Write the records out again, precisely as they stand.

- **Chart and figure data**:
---
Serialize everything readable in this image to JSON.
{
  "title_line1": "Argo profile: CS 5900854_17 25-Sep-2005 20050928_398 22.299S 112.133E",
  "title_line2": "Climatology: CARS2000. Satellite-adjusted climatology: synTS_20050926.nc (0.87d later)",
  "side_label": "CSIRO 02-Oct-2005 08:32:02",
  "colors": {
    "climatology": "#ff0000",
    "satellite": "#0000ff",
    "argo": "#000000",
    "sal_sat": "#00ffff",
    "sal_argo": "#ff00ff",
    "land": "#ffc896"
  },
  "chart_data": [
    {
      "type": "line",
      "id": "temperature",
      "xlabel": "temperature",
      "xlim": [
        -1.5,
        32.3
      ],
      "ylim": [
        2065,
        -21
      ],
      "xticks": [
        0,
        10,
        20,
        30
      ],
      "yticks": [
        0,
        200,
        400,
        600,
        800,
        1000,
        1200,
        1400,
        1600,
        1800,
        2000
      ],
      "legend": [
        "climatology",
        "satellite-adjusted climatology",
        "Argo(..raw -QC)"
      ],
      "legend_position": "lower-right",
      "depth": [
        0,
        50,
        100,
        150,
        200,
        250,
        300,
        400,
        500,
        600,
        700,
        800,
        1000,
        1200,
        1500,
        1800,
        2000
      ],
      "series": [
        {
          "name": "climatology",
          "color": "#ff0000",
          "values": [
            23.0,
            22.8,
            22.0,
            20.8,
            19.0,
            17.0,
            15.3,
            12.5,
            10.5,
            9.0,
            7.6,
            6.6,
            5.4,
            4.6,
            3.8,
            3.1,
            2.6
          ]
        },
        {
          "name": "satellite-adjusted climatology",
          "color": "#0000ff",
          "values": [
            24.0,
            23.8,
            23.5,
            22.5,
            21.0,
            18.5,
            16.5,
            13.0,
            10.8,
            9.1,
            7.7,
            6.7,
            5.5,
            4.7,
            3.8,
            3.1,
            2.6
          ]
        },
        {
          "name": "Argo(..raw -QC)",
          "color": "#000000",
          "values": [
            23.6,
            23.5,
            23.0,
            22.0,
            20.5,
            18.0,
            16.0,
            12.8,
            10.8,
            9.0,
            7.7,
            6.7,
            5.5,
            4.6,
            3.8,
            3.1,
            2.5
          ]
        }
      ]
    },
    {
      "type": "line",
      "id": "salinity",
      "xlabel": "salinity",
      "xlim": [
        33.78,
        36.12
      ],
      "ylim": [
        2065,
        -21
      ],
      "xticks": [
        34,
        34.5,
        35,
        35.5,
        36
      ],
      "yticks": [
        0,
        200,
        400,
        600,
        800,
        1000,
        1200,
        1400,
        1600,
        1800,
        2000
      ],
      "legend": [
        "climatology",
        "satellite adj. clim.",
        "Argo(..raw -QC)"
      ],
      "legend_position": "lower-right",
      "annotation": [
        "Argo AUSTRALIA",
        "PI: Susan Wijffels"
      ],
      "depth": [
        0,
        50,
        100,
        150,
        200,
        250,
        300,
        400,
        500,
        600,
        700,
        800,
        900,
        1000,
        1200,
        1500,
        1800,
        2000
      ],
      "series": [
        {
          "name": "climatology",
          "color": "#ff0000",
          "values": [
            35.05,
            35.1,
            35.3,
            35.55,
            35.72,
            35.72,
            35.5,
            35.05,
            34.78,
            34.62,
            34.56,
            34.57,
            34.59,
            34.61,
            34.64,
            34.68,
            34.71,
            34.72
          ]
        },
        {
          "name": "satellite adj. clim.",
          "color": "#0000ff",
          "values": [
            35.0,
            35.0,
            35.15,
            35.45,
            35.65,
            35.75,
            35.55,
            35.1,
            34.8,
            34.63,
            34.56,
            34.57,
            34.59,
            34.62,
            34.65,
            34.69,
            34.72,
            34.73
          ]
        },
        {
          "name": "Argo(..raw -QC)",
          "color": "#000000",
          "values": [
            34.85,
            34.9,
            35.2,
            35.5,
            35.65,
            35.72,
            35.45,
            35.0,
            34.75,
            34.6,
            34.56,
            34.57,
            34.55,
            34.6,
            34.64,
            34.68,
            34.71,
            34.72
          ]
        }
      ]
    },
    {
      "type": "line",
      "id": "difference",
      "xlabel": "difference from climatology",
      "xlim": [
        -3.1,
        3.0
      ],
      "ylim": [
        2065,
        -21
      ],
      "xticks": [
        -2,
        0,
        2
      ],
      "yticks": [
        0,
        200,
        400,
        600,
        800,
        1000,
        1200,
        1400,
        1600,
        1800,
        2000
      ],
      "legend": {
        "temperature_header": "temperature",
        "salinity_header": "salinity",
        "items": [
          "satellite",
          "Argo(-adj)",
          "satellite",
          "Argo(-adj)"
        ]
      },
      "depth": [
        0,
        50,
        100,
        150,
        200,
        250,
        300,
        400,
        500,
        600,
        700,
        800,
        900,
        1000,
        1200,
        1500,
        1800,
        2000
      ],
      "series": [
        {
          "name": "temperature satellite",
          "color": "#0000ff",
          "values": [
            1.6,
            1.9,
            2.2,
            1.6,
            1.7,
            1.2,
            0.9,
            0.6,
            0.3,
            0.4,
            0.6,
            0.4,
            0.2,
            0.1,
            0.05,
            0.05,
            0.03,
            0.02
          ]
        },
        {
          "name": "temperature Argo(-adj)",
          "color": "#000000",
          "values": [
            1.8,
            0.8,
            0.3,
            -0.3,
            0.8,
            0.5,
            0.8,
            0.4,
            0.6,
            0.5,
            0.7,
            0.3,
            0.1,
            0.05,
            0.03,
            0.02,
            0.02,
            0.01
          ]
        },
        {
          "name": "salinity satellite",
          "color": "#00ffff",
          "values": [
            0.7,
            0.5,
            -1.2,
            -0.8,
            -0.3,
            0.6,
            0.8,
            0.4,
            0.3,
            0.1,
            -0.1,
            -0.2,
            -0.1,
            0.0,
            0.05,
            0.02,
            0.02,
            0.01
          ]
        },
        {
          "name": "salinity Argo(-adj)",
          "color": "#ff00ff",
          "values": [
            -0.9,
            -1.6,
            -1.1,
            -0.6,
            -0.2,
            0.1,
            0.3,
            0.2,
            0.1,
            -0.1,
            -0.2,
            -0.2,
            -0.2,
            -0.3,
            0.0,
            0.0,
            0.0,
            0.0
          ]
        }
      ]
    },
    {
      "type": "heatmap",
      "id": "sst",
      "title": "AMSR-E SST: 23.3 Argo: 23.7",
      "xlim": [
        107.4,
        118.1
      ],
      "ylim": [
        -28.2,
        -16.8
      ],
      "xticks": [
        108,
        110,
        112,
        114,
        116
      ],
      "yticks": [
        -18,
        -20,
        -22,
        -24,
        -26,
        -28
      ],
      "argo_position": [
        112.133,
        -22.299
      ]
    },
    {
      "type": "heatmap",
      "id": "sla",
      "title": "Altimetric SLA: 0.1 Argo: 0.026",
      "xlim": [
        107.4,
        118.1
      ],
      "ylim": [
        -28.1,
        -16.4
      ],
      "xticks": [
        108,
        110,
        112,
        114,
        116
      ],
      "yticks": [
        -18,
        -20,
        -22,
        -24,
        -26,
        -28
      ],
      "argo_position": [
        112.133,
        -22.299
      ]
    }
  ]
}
---
- **RESULT OF THE TASK**:
Serialize everything readable in this image to JSON.
{
  "title_line1": "Argo profile: CS 5900854_17 25-Sep-2005 20050928_398 22.299S 112.133E",
  "title_line2": "Climatology: CARS2000. Satellite-adjusted climatology: synTS_20050926.nc (0.87d later)",
  "side_label": "CSIRO 02-Oct-2005 08:32:02",
  "colors": {
    "climatology": "#ff0000",
    "satellite": "#0000ff",
    "argo": "#000000",
    "sal_sat": "#00ffff",
    "sal_argo": "#ff00ff",
    "land": "#ffc896"
  },
  "chart_data": [
    {
      "type": "line",
      "id": "temperature",
      "xlabel": "temperature",
      "xlim": [
        -1.5,
        32.3
      ],
      "ylim": [
        2065,
        -21
      ],
      "xticks": [
        0,
        10,
        20,
        30
      ],
      "yticks": [
        0,
        200,
        400,
        600,
        800,
        1000,
        1200,
        1400,
        1600,
        1800,
        2000
      ],
      "legend": [
        "climatology",
        "satellite-adjusted climatology",
        "Argo(..raw -QC)"
      ],
      "legend_position": "lower-right",
      "depth": [
        0,
        50,
        100,
        150,
        200,
        250,
        300,
        400,
        500,
        600,
        700,
        800,
        1000,
        1200,
        1500,
        1800,
        2000
      ],
      "series": [
        {
          "name": "climatology",
          "color": "#ff0000",
          "values": [
            23.0,
            22.8,
            22.0,
            20.8,
            19.0,
            17.0,
            15.3,
            12.5,
            10.5,
            9.0,
            7.6,
            6.6,
            5.4,
            4.6,
            3.8,
            3.1,
            2.6
          ]
        },
        {
          "name": "satellite-adjusted climatology",
          "color": "#0000ff",
          "values": [
            24.0,
            23.8,
            23.5,
            22.5,
            21.0,
            18.5,
            16.5,
            13.0,
            10.8,
            9.1,
            7.7,
            6.7,
            5.5,
            4.7,
            3.8,
            3.1,
            2.6
          ]
        },
        {
          "name": "Argo(..raw -QC)",
          "color": "#000000",
          "values": [
            23.6,
            23.5,
            23.0,
            22.0,
            20.5,
            18.0,
            16.0,
            12.8,
            10.8,
            9.0,
            7.7,
            6.7,
            5.5,
            4.6,
            3.8,
            3.1,
            2.5
          ]
        }
      ]
    },
    {
      "type": "line",
      "id": "salinity",
      "xlabel": "salinity",
      "xlim": [
        33.78,
        36.12
      ],
      "ylim": [
        2065,
        -21
      ],
      "xticks": [
        34,
        34.5,
        35,
        35.5,
        36
      ],
      "yticks": [
        0,
        200,
        400,
        600,
        800,
        1000,
        1200,
        1400,
        1600,
        1800,
        2000
      ],
      "legend": [
        "climatology",
        "satellite adj. clim.",
        "Argo(..raw -QC)"
      ],
      "legend_position": "lower-right",
      "annotation": [
        "Argo AUSTRALIA",
        "PI: Susan Wijffels"
      ],
      "depth": [
        0,
        50,
        100,
        150,
        200,
        250,
        300,
        400,
        500,
        600,
        700,
        800,
        900,
        1000,
        1200,
        1500,
        1800,
        2000
      ],
      "series": [
        {
          "name": "climatology",
          "color": "#ff0000",
          "values": [
            35.05,
            35.1,
            35.3,
            35.55,
            35.72,
            35.72,
            35.5,
            35.05,
            34.78,
            34.62,
            34.56,
            34.57,
            34.59,
            34.61,
            34.64,
            34.68,
            34.71,
            34.72
          ]
        },
        {
          "name": "satellite adj. clim.",
          "color": "#0000ff",
          "values": [
            35.0,
            35.0,
            35.15,
            35.45,
            35.65,
            35.75,
            35.55,
            35.1,
            34.8,
            34.63,
            34.56,
            34.57,
            34.59,
            34.62,
            34.65,
            34.69,
            34.72,
            34.73
          ]
        },
        {
          "name": "Argo(..raw -QC)",
          "color": "#000000",
          "values": [
            34.85,
            34.9,
            35.2,
            35.5,
            35.65,
            35.72,
            35.45,
            35.0,
            34.75,
            34.6,
            34.56,
            34.57,
            34.55,
            34.6,
            34.64,
            34.68,
            34.71,
            34.72
          ]
        }
      ]
    },
    {
      "type": "line",
      "id": "difference",
      "xlabel": "difference from climatology",
      "xlim": [
        -3.1,
        3.0
      ],
      "ylim": [
        2065,
        -21
      ],
      "xticks": [
        -2,
        0,
        2
      ],
      "yticks": [
        0,
        200,
        400,
        600,
        800,
        1000,
        1200,
        1400,
        1600,
        1800,
        2000
      ],
      "legend": {
        "temperature_header": "temperature",
        "salinity_header": "salinity",
        "items": [
          "satellite",
          "Argo(-adj)",
          "satellite",
          "Argo(-adj)"
        ]
      },
      "depth": [
        0,
        50,
        100,
        150,
        200,
        250,
        300,
        400,
        500,
        600,
        700,
        800,
        900,
        1000,
        1200,
        1500,
        1800,
        2000
      ],
      "series": [
        {
          "name": "temperature satellite",
          "color": "#0000ff",
          "values": [
            1.6,
            1.9,
            2.2,
            1.6,
            1.7,
            1.2,
            0.9,
            0.6,
            0.3,
            0.4,
            0.6,
            0.4,
            0.2,
            0.1,
            0.05,
            0.05,
            0.03,
            0.02
          ]
        },
        {
          "name": "temperature Argo(-adj)",
          "color": "#000000",
          "values": [
            1.8,
            0.8,
            0.3,
            -0.3,
            0.8,
            0.5,
            0.8,
            0.4,
            0.6,
            0.5,
            0.7,
            0.3,
            0.1,
            0.05,
            0.03,
            0.02,
            0.02,
            0.01
          ]
        },
        {
          "name": "salinity satellite",
          "color": "#00ffff",
          "values": [
            0.7,
            0.5,
            -1.2,
            -0.8,
            -0.3,
            0.6,
            0.8,
            0.4,
            0.3,
            0.1,
            -0.1,
            -0.2,
            -0.1,
            0.0,
            0.05,
            0.02,
            0.02,
            0.01
          ]
        },
        {
          "name": "salinity Argo(-adj)",
          "color": "#ff00ff",
          "values": [
            -0.9,
            -1.6,
            -1.1,
            -0.6,
            -0.2,
            0.1,
            0.3,
            0.2,
            0.1,
            -0.1,
            -0.2,
            -0.2,
            -0.2,
            -0.3,
            0.0,
            0.0,
            0.0,
            0.0
          ]
        }
      ]
    },
    {
      "type": "heatmap",
      "id": "sst",
      "title": "AMSR-E SST: 23.3 Argo: 23.7",
      "xlim": [
        107.4,
        118.1
      ],
      "ylim": [
        -28.2,
        -16.8
      ],
      "xticks": [
        108,
        110,
        112,
        114,
        116
      ],
      "yticks": [
        -18,
        -20,
        -22,
        -24,
        -26,
        -28
      ],
      "argo_position": [
        112.133,
        -22.299
      ]
    },
    {
      "type": "heatmap",
      "id": "sla",
      "title": "Altimetric SLA: 0.1 Argo: 0.026",
      "xlim": [
        107.4,
        118.1
      ],
      "ylim": [
        -28.1,
        -16.4
      ],
      "xticks": [
        108,
        110,
        112,
        114,
        116
      ],
      "yticks": [
        -18,
        -20,
        -22,
        -24,
        -26,
        -28
      ],
      "argo_position": [
        112.133,
        -22.299
      ]
    }
  ]
}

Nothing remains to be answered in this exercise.